EXERCISE DIRECTIONS: Please output the lines shown below exactly as they appear.

★ ★ ★ ★ ★

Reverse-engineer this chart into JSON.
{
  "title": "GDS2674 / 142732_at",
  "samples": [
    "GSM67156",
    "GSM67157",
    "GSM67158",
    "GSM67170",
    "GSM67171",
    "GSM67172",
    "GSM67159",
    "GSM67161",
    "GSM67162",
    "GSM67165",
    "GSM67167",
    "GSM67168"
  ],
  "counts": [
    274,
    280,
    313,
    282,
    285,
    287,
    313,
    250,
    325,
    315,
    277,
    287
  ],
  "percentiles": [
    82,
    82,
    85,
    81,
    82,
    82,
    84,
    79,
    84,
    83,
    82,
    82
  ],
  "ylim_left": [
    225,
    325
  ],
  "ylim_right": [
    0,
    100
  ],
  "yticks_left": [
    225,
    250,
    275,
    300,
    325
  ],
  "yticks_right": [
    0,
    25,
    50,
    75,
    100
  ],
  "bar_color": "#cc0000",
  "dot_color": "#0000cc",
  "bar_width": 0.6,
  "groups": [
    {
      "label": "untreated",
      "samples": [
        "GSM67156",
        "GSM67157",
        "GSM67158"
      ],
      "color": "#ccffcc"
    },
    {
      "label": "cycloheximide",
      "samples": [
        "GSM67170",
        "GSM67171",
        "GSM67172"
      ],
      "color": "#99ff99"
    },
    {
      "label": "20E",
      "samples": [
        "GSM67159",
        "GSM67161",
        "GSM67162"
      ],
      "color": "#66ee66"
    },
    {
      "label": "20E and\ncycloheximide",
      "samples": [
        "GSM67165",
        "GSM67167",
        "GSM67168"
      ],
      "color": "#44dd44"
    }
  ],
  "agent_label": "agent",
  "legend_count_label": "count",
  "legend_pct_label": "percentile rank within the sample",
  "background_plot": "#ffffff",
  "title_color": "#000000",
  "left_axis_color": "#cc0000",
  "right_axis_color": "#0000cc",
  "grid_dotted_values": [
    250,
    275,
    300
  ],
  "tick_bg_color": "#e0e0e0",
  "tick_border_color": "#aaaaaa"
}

★ ★ ★ ★ ★

SOLVED PROBLEM:
Reverse-engineer this chart into JSON.
{
  "title": "GDS2674 / 142732_at",
  "samples": [
    "GSM67156",
    "GSM67157",
    "GSM67158",
    "GSM67170",
    "GSM67171",
    "GSM67172",
    "GSM67159",
    "GSM67161",
    "GSM67162",
    "GSM67165",
    "GSM67167",
    "GSM67168"
  ],
  "counts": [
    274,
    280,
    313,
    282,
    285,
    287,
    313,
    250,
    325,
    315,
    277,
    287
  ],
  "percentiles": [
    82,
    82,
    85,
    81,
    82,
    82,
    84,
    79,
    84,
    83,
    82,
    82
  ],
  "ylim_left": [
    225,
    325
  ],
  "ylim_right": [
    0,
    100
  ],
  "yticks_left": [
    225,
    250,
    275,
    300,
    325
  ],
  "yticks_right": [
    0,
    25,
    50,
    75,
    100
  ],
  "bar_color": "#cc0000",
  "dot_color": "#0000cc",
  "bar_width": 0.6,
  "groups": [
    {
      "label": "untreated",
      "samples": [
        "GSM67156",
        "GSM67157",
        "GSM67158"
      ],
      "color": "#ccffcc"
    },
    {
      "label": "cycloheximide",
      "samples": [
        "GSM67170",
        "GSM67171",
        "GSM67172"
      ],
      "color": "#99ff99"
    },
    {
      "label": "20E",
      "samples": [
        "GSM67159",
        "GSM67161",
        "GSM67162"
      ],
      "color": "#66ee66"
    },
    {
      "label": "20E and\ncycloheximide",
      "samples": [
        "GSM67165",
        "GSM67167",
        "GSM67168"
      ],
      "color": "#44dd44"
    }
  ],
  "agent_label": "agent",
  "legend_count_label": "count",
  "legend_pct_label": "percentile rank within the sample",
  "background_plot": "#ffffff",
  "title_color": "#000000",
  "left_axis_color": "#cc0000",
  "right_axis_color": "#0000cc",
  "grid_dotted_values": [
    250,
    275,
    300
  ],
  "tick_bg_color": "#e0e0e0",
  "tick_border_color": "#aaaaaa"
}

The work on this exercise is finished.